Dataset items
= = =

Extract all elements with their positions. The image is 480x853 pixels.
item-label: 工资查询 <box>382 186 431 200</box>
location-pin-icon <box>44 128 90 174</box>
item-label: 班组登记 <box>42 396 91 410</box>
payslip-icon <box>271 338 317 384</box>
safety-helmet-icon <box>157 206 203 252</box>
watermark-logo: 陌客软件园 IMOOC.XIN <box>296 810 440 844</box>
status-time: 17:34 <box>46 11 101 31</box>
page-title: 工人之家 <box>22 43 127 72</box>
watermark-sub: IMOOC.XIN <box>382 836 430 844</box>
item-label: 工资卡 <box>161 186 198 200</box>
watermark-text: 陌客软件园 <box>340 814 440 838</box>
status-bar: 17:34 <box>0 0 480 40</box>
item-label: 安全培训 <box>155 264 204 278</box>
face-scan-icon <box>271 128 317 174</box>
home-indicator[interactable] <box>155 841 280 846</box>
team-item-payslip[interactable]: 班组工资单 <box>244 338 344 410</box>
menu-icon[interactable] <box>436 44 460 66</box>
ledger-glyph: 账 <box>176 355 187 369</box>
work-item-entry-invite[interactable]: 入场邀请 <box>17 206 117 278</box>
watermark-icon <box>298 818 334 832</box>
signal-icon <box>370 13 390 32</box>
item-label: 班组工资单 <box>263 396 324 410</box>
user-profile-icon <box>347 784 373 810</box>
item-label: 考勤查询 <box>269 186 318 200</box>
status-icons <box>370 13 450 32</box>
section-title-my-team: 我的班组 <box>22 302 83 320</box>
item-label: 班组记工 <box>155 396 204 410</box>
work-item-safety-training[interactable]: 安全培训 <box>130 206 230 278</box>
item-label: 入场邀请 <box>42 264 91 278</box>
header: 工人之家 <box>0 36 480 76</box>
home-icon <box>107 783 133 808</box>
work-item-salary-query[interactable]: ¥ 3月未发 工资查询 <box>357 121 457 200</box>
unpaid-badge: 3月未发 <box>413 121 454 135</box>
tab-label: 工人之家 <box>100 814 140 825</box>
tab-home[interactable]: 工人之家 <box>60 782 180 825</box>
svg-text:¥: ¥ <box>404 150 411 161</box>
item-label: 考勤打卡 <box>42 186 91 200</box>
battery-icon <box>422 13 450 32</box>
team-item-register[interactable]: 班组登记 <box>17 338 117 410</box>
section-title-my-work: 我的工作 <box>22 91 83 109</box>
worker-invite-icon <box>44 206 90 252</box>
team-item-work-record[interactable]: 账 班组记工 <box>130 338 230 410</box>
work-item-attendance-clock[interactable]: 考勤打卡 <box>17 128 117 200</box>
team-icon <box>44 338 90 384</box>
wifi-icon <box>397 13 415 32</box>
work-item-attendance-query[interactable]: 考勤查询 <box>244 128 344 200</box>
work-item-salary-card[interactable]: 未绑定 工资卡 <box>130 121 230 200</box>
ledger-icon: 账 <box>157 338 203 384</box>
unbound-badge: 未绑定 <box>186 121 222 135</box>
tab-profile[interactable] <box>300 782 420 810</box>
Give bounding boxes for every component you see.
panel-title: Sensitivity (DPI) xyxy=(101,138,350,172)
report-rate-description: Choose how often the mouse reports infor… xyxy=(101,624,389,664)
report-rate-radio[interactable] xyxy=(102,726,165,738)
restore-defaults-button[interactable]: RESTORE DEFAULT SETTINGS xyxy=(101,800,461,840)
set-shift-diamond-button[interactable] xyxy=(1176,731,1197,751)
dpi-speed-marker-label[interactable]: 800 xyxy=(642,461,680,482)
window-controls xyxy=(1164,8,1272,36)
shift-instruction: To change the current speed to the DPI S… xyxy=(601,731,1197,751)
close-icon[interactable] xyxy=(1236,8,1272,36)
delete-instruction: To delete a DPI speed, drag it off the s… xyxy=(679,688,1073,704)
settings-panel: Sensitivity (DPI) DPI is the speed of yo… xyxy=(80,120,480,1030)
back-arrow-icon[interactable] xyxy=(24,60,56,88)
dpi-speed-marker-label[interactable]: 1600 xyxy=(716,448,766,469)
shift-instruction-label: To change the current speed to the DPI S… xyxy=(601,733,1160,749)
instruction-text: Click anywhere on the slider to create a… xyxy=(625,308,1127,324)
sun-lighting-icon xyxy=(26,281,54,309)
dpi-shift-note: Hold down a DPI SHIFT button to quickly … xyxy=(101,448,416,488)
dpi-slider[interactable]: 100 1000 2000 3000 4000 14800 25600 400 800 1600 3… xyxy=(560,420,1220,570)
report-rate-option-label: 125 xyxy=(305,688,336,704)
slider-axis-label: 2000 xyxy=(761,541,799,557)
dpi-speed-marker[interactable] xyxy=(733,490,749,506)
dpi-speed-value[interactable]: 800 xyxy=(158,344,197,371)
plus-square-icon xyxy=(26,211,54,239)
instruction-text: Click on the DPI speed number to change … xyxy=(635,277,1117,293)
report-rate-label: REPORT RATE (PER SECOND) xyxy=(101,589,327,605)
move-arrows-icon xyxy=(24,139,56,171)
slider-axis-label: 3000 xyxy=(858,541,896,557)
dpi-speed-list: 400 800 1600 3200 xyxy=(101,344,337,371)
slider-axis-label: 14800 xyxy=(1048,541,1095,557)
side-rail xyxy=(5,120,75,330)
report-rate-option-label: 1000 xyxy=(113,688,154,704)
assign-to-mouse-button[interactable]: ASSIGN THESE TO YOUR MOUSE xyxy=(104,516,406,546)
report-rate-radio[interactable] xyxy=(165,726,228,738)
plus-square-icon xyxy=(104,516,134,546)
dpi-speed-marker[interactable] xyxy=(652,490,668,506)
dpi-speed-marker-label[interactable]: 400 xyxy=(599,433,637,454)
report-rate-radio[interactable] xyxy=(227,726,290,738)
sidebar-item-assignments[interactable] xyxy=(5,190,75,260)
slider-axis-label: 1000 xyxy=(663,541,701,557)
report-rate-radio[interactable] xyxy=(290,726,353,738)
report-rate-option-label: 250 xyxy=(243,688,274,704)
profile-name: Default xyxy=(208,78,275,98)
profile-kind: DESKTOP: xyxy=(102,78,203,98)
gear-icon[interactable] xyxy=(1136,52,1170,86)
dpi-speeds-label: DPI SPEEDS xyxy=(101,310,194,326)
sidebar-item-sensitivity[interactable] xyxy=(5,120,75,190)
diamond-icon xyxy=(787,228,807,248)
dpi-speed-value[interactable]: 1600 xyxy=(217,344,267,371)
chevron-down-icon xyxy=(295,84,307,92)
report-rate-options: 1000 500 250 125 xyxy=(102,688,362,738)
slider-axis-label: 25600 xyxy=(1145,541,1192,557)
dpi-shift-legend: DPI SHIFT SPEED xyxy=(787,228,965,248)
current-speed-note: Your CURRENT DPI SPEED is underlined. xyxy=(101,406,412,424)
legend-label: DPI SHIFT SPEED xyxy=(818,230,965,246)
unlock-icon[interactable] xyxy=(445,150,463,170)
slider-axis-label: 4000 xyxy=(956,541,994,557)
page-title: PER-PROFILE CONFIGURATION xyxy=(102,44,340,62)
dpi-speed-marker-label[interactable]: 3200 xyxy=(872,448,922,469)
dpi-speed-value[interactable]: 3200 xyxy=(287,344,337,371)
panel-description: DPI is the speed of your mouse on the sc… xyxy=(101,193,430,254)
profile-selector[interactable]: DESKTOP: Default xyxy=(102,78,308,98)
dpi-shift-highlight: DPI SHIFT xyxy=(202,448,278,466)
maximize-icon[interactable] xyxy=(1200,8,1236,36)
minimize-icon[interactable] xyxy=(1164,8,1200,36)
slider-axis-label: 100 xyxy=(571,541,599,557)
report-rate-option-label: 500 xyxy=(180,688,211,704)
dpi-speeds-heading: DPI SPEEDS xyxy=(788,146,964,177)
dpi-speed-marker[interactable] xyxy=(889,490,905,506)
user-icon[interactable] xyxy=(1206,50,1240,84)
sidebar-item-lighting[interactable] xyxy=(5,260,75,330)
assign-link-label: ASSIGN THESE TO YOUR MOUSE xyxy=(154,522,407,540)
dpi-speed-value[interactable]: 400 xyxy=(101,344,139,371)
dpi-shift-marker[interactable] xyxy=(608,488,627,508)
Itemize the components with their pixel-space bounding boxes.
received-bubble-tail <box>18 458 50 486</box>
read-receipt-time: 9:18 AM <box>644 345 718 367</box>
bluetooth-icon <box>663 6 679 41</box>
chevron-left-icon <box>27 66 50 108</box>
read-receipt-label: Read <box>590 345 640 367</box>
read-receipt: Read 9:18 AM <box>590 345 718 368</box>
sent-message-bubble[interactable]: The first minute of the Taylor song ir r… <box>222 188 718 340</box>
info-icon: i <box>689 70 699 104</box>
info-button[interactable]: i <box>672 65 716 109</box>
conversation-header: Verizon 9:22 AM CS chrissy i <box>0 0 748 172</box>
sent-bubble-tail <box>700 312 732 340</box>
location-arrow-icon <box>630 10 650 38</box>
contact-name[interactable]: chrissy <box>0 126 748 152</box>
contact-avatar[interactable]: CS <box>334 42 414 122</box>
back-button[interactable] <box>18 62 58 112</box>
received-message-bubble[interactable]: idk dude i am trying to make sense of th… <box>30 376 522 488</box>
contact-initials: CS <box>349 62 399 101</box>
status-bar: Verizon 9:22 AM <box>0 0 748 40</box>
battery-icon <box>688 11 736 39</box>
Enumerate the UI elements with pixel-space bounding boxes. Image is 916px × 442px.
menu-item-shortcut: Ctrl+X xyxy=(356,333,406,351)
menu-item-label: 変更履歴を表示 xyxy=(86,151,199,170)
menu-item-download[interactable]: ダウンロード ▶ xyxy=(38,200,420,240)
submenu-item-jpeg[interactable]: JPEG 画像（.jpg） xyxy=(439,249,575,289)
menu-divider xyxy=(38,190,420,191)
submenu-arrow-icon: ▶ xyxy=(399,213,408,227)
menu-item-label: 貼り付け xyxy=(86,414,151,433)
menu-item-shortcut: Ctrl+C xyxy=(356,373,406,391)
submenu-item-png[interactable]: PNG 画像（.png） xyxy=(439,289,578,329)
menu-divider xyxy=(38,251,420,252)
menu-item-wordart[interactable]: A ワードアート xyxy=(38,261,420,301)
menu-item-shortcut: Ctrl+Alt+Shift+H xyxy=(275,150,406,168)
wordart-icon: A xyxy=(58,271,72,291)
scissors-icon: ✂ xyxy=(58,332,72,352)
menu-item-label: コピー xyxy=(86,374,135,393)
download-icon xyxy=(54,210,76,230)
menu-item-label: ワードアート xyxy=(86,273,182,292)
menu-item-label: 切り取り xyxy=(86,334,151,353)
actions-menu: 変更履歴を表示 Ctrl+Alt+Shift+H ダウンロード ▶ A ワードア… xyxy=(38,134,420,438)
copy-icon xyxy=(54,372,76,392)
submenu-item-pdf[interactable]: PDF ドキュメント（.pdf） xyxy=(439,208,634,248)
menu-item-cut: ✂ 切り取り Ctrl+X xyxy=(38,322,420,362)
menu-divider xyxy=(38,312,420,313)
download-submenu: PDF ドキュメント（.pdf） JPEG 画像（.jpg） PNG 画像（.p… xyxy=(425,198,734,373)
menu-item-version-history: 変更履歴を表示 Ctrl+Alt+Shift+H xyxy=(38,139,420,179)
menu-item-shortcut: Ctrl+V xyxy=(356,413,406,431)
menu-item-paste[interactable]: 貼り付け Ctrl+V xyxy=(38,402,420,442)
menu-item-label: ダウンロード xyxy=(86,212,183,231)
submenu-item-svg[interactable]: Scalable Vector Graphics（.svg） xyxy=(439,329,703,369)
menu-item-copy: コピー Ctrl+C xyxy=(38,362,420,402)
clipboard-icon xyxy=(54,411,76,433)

= = =

Find every line in the items above that contains the string "sidebar", treating uppercase and lowercase as different, and copy each of those lines.

sidebar-item-assignments[interactable] xyxy=(5,190,75,260)
sidebar-item-sensitivity[interactable] xyxy=(5,120,75,190)
sidebar-item-lighting[interactable] xyxy=(5,260,75,330)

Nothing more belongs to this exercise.